### EXERCISE INPUT
════════════════════

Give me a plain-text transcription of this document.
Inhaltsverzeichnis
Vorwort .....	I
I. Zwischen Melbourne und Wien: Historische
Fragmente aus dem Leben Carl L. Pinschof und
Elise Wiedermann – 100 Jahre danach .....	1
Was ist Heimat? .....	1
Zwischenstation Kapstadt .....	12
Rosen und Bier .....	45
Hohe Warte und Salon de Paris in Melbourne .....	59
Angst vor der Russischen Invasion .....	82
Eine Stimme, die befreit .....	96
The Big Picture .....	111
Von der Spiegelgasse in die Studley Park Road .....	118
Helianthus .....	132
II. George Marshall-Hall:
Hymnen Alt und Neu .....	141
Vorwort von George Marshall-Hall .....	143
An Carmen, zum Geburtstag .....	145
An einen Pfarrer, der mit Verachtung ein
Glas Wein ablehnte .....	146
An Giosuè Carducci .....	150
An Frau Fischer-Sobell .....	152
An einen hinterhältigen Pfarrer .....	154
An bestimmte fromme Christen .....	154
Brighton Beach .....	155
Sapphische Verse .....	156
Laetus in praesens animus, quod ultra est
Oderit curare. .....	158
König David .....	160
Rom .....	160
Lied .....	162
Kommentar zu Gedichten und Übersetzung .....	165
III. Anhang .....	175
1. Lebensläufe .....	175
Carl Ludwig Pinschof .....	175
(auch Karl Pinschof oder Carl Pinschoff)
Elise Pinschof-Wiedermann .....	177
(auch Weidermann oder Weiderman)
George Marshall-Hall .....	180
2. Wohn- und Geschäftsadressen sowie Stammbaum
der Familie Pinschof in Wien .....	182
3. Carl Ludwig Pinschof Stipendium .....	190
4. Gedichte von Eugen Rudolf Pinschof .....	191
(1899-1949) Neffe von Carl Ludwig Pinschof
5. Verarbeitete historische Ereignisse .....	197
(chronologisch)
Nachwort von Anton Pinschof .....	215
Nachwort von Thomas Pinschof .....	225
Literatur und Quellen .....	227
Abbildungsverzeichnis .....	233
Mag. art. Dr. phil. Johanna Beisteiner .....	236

════════════════════

Restate the whole listing exactly, leaving out nothing.

### TASK RESULT
Give me a plain-text transcription of this document.
Inhaltsverzeichnis
Vorwort .....	I
I. Zwischen Melbourne und Wien: Historische
Fragmente aus dem Leben Carl L. Pinschof und
Elise Wiedermann – 100 Jahre danach .....	1
Was ist Heimat? .....	1
Zwischenstation Kapstadt .....	12
Rosen und Bier .....	45
Hohe Warte und Salon de Paris in Melbourne .....	59
Angst vor der Russischen Invasion .....	82
Eine Stimme, die befreit .....	96
The Big Picture .....	111
Von der Spiegelgasse in die Studley Park Road .....	118
Helianthus .....	132
II. George Marshall-Hall:
Hymnen Alt und Neu .....	141
Vorwort von George Marshall-Hall .....	143
An Carmen, zum Geburtstag .....	145
An einen Pfarrer, der mit Verachtung ein
Glas Wein ablehnte .....	146
An Giosuè Carducci .....	150
An Frau Fischer-Sobell .....	152
An einen hinterhältigen Pfarrer .....	154
An bestimmte fromme Christen .....	154
Brighton Beach .....	155
Sapphische Verse .....	156
Laetus in praesens animus, quod ultra est
Oderit curare. .....	158
König David .....	160
Rom .....	160
Lied .....	162
Kommentar zu Gedichten und Übersetzung .....	165
III. Anhang .....	175
1. Lebensläufe .....	175
Carl Ludwig Pinschof .....	175
(auch Karl Pinschof oder Carl Pinschoff)
Elise Pinschof-Wiedermann .....	177
(auch Weidermann oder Weiderman)
George Marshall-Hall .....	180
2. Wohn- und Geschäftsadressen sowie Stammbaum
der Familie Pinschof in Wien .....	182
3. Carl Ludwig Pinschof Stipendium .....	190
4. Gedichte von Eugen Rudolf Pinschof .....	191
(1899-1949) Neffe von Carl Ludwig Pinschof
5. Verarbeitete historische Ereignisse .....	197
(chronologisch)
Nachwort von Anton Pinschof .....	215
Nachwort von Thomas Pinschof .....	225
Literatur und Quellen .....	227
Abbildungsverzeichnis .....	233
Mag. art. Dr. phil. Johanna Beisteiner .....	236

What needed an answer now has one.